(Records excerpted from a collection)
● ● ● ● ● ● ●
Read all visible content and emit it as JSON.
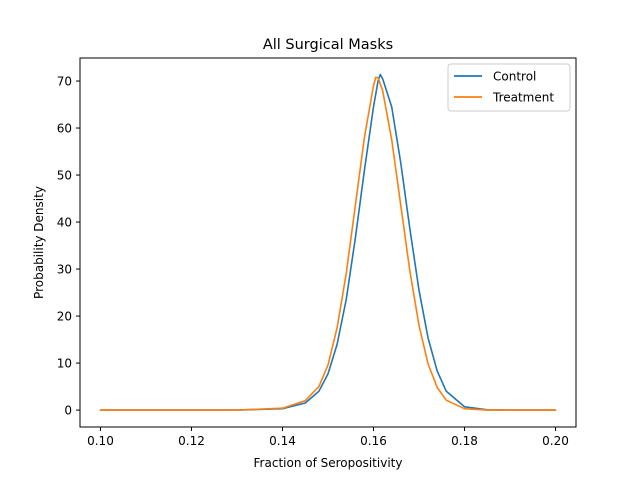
{
  "chart_data": {
    "type": "line",
    "title": "All Surgical Masks",
    "xlabel": "Fraction of Seropositivity",
    "ylabel": "Probability Density",
    "xlim": [
      0.0955,
      0.2045
    ],
    "ylim": [
      -3.6,
      74.9
    ],
    "x_ticks": [
      0.1,
      0.12,
      0.14,
      0.16,
      0.18,
      0.2
    ],
    "x_tick_labels": [
      "0.10",
      "0.12",
      "0.14",
      "0.16",
      "0.18",
      "0.20"
    ],
    "y_ticks": [
      0,
      10,
      20,
      30,
      40,
      50,
      60,
      70
    ],
    "y_tick_labels": [
      "0",
      "10",
      "20",
      "30",
      "40",
      "50",
      "60",
      "70"
    ],
    "grid": false,
    "legend_position": "top-right",
    "series": [
      {
        "name": "Control",
        "color": "#1f77b4",
        "x": [
          0.1,
          0.13,
          0.14,
          0.145,
          0.148,
          0.15,
          0.152,
          0.154,
          0.156,
          0.158,
          0.16,
          0.161,
          0.1615,
          0.162,
          0.164,
          0.166,
          0.168,
          0.17,
          0.172,
          0.174,
          0.176,
          0.18,
          0.185,
          0.19,
          0.2
        ],
        "y": [
          0.0,
          0.0,
          0.3,
          1.5,
          4.0,
          7.7,
          14.0,
          23.5,
          36.5,
          51.0,
          64.5,
          70.0,
          71.4,
          70.5,
          64.5,
          52.5,
          38.5,
          25.5,
          15.3,
          8.3,
          4.0,
          0.7,
          0.05,
          0.0,
          0.0
        ]
      },
      {
        "name": "Treatment",
        "color": "#ff7f0e",
        "x": [
          0.1,
          0.13,
          0.14,
          0.145,
          0.148,
          0.15,
          0.152,
          0.154,
          0.156,
          0.158,
          0.16,
          0.1605,
          0.161,
          0.162,
          0.164,
          0.166,
          0.168,
          0.17,
          0.172,
          0.174,
          0.176,
          0.18,
          0.185,
          0.19,
          0.2
        ],
        "y": [
          0.0,
          0.0,
          0.4,
          2.0,
          5.0,
          9.6,
          17.5,
          29.0,
          43.5,
          58.0,
          69.0,
          70.8,
          70.7,
          68.0,
          57.5,
          43.5,
          29.5,
          18.0,
          9.8,
          4.8,
          2.1,
          0.3,
          0.0,
          0.0,
          0.0
        ]
      }
    ]
  }
}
● ● ● ● ● ● ●
Your objective = Transcribe the material as is, with images omitted.

Completed task =
Read all visible content and emit it as JSON.
{
  "chart_data": {
    "type": "line",
    "title": "All Surgical Masks",
    "xlabel": "Fraction of Seropositivity",
    "ylabel": "Probability Density",
    "xlim": [
      0.0955,
      0.2045
    ],
    "ylim": [
      -3.6,
      74.9
    ],
    "x_ticks": [
      0.1,
      0.12,
      0.14,
      0.16,
      0.18,
      0.2
    ],
    "x_tick_labels": [
      "0.10",
      "0.12",
      "0.14",
      "0.16",
      "0.18",
      "0.20"
    ],
    "y_ticks": [
      0,
      10,
      20,
      30,
      40,
      50,
      60,
      70
    ],
    "y_tick_labels": [
      "0",
      "10",
      "20",
      "30",
      "40",
      "50",
      "60",
      "70"
    ],
    "grid": false,
    "legend_position": "top-right",
    "series": [
      {
        "name": "Control",
        "color": "#1f77b4",
        "x": [
          0.1,
          0.13,
          0.14,
          0.145,
          0.148,
          0.15,
          0.152,
          0.154,
          0.156,
          0.158,
          0.16,
          0.161,
          0.1615,
          0.162,
          0.164,
          0.166,
          0.168,
          0.17,
          0.172,
          0.174,
          0.176,
          0.18,
          0.185,
          0.19,
          0.2
        ],
        "y": [
          0.0,
          0.0,
          0.3,
          1.5,
          4.0,
          7.7,
          14.0,
          23.5,
          36.5,
          51.0,
          64.5,
          70.0,
          71.4,
          70.5,
          64.5,
          52.5,
          38.5,
          25.5,
          15.3,
          8.3,
          4.0,
          0.7,
          0.05,
          0.0,
          0.0
        ]
      },
      {
        "name": "Treatment",
        "color": "#ff7f0e",
        "x": [
          0.1,
          0.13,
          0.14,
          0.145,
          0.148,
          0.15,
          0.152,
          0.154,
          0.156,
          0.158,
          0.16,
          0.1605,
          0.161,
          0.162,
          0.164,
          0.166,
          0.168,
          0.17,
          0.172,
          0.174,
          0.176,
          0.18,
          0.185,
          0.19,
          0.2
        ],
        "y": [
          0.0,
          0.0,
          0.4,
          2.0,
          5.0,
          9.6,
          17.5,
          29.0,
          43.5,
          58.0,
          69.0,
          70.8,
          70.7,
          68.0,
          57.5,
          43.5,
          29.5,
          18.0,
          9.8,
          4.8,
          2.1,
          0.3,
          0.0,
          0.0,
          0.0
        ]
      }
    ]
  }
}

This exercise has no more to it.